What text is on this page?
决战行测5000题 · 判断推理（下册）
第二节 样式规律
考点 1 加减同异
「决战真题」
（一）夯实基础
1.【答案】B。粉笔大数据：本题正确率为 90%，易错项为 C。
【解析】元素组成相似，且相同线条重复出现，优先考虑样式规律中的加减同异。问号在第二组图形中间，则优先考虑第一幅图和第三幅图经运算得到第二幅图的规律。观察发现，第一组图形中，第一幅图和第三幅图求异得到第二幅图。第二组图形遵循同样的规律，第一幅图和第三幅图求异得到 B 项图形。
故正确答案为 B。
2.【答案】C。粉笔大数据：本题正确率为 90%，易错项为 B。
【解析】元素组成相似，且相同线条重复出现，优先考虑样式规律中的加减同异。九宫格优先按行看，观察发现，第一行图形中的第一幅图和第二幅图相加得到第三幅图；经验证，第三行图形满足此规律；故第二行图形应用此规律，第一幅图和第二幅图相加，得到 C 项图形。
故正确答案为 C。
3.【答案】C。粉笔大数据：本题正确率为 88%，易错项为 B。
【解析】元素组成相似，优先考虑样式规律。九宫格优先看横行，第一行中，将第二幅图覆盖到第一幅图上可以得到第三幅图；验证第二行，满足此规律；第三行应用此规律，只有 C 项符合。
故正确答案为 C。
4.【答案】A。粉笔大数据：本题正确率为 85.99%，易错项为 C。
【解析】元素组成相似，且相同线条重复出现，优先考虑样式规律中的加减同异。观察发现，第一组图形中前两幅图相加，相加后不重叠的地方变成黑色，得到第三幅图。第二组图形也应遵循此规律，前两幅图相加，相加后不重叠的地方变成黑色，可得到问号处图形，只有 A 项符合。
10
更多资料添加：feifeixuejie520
* * *
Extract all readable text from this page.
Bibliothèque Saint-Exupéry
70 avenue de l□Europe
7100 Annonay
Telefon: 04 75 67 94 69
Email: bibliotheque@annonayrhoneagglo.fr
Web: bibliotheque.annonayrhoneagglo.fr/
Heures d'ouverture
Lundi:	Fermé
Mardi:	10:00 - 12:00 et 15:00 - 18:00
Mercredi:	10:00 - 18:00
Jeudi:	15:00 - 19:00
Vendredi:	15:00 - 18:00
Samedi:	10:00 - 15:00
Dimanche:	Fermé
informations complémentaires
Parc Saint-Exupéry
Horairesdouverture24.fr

Exercise instructions: Scan the lines for the string "粉笔大数据". Pick out every line that has it.

Finished exercise:
1.【答案】B。粉笔大数据：本题正确率为 90%，易错项为 C。
2.【答案】C。粉笔大数据：本题正确率为 90%，易错项为 B。
3.【答案】C。粉笔大数据：本题正确率为 88%，易错项为 B。
4.【答案】A。粉笔大数据：本题正确率为 85.99%，易错项为 C。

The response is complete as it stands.